Task to complete
Rewrite the Logrovich stat block from "Ice Shape (Su)" up to and including "its Hit Dice.", changing every "snow" to "frost".

Logrovich is the real goal; saving the children or the singer are technically optional objectives.

Speaking of Logrovich:

Logrovich, the Queen's Champion

This dragon's white, ice-encrusted scales glitter like diamonds. He grins at you, a gesture that clearly isn't friendly. "I'd wondered if someone had come to rescue my little songbird. But you're actually here for me. That's not smart of you.. Yet..." The dragon sniffs the air, and cocks his head at you. "It seems you've been blessed, much like me. The Black Rider's work, it smells like. Very well then! I dedicate your blood to my mistress!"

Mythic Young White Dragon CR 9/MR 3 XP 9,600
BOSS CE Medium dragon (cold, mythic)
Init +11; Senses blindsense 60 ft., darkvision 120 ft., low-light vision, snow vision; Perception +13

Defense
AC 27, touch 14, flat-footed 23 (+4 Dex, +13 natural)
hp 298 (7d12+65)
Fort +13, Ref +12, Will +10
Defensive Abilities dragon blood (1d4 cold); DR 5/epic; Immune cold, dragon traits, paralysis, sleep
Weaknesses vulnerable to fire

Offense
Speed 60 ft., burrow 30 ft., fly 150 ft. (average), swim 60 ft.
Melee bite +13 (1d8+9), 2 claws +13 (1d6+6), 2 wings +8 (1d4+3)
Special Attacks breath weapon (30-ft. cone, 6d4 cold damage, Reflex DC 18 half, usable every 1d4 rounds), dragon fury (1d4 cold), ice slick, mythic power (3/day, surge +1d6), power slide, trample (1d6+9, DC 19)

Statistics
Str 23, Dex 18, Con 21, Int 12, Wis 15, Cha 12
Base Atk +7; CMB +13; CMD 27 (31 vs. trip)
Feats Alertness, Flyby Attack, Improved InitiativeM, Power AttackM
Skills Diplomacy +11, Fly +14, Intimidate +11, Perception +13, Sense Motive +13, Stealth +16, Swim +24
Languages Draconic, Common, Skald
SQ ice shape, icewalking

Special Abilities

Ice Shape (Su) A young white dragon can shape ice and snow at will. This ability functions as stone shape, but only targets ice and snow, not stone. A white dragon's caster level for this effect is equal to its Hit Dice.

[Excerpt from a dataset]
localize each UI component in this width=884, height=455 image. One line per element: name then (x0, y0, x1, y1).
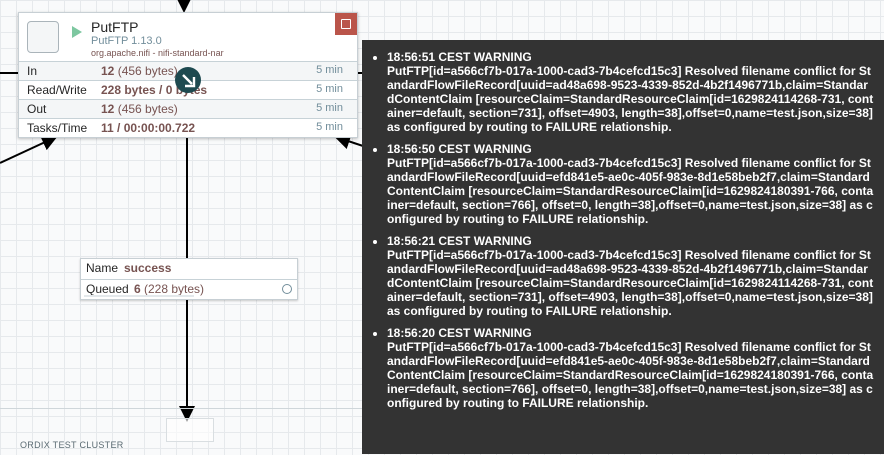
bulletin-icon[interactable] (335, 13, 357, 35)
processor-name: PutFTP (91, 19, 139, 35)
bulletin-item: 18:56:50 CEST WARNING PutFTP[id=a566cf7b… (387, 142, 874, 226)
connection-queued-size: (228 bytes) (144, 282, 205, 296)
drag-handle-icon[interactable] (175, 67, 201, 93)
clock-icon (282, 284, 292, 294)
bulletin-item: 18:56:21 CEST WARNING PutFTP[id=a566cf7b… (387, 234, 874, 318)
stat-value: 11 / 00:00:00.722 (101, 121, 196, 135)
processor-header: PutFTP PutFTP 1.13.0 org.apache.nifi - n… (19, 13, 357, 61)
processor-type: PutFTP 1.13.0 (91, 35, 162, 47)
stat-row-out: Out 12 (456 bytes) 5 min (19, 99, 357, 119)
connection-name-value: success (124, 261, 172, 275)
connection-name-label: Name (86, 261, 119, 275)
connection-name-row: Name success (81, 259, 297, 278)
connection-queued-count: 6 (134, 282, 141, 296)
bulletin-tooltip: 18:56:51 CEST WARNING PutFTP[id=a566cf7b… (362, 40, 884, 454)
stat-time: 5 min (316, 64, 343, 76)
bulletin-item: 18:56:51 CEST WARNING PutFTP[id=a566cf7b… (387, 50, 874, 134)
bulletin-list: 18:56:51 CEST WARNING PutFTP[id=a566cf7b… (362, 40, 884, 410)
stat-label: Tasks/Time (27, 121, 88, 135)
putftp-processor[interactable]: PutFTP PutFTP 1.13.0 org.apache.nifi - n… (18, 12, 358, 138)
connection-queued-row: Queued 6 (228 bytes) (81, 279, 297, 299)
bulletin-item: 18:56:20 CEST WARNING PutFTP[id=a566cf7b… (387, 326, 874, 410)
stat-time: 5 min (316, 121, 343, 133)
stat-row-tasks-time: Tasks/Time 11 / 00:00:00.722 5 min (19, 118, 357, 138)
cluster-label: ORDIX TEST CLUSTER (20, 440, 124, 450)
connection-queued-label: Queued (86, 282, 129, 296)
stat-value: 12 (456 bytes) (101, 64, 178, 78)
arrow-down-right-icon (182, 74, 196, 88)
processor-logo-icon (27, 21, 59, 53)
success-connection-label[interactable]: Name success Queued 6 (228 bytes) (80, 258, 298, 300)
left-return-connection-line[interactable] (0, 135, 58, 164)
stat-label: Out (27, 102, 47, 116)
queue-progress-bar (84, 295, 194, 297)
processor-bundle: org.apache.nifi - nifi-standard-nar (91, 48, 224, 58)
stat-label: Read/Write (27, 83, 87, 97)
stat-value: 12 (456 bytes) (101, 102, 178, 116)
stat-time: 5 min (316, 83, 343, 95)
stat-time: 5 min (316, 102, 343, 114)
running-status-icon (72, 26, 82, 38)
stat-label: In (27, 64, 38, 78)
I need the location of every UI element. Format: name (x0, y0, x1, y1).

The reply
Ice Shape (Su) A young white dragon can shape ice and frost at will. This ability functions as stone shape, but only targets ice and frost, not stone. A white dragon's caster level for this effect is equal to its Hit Dice.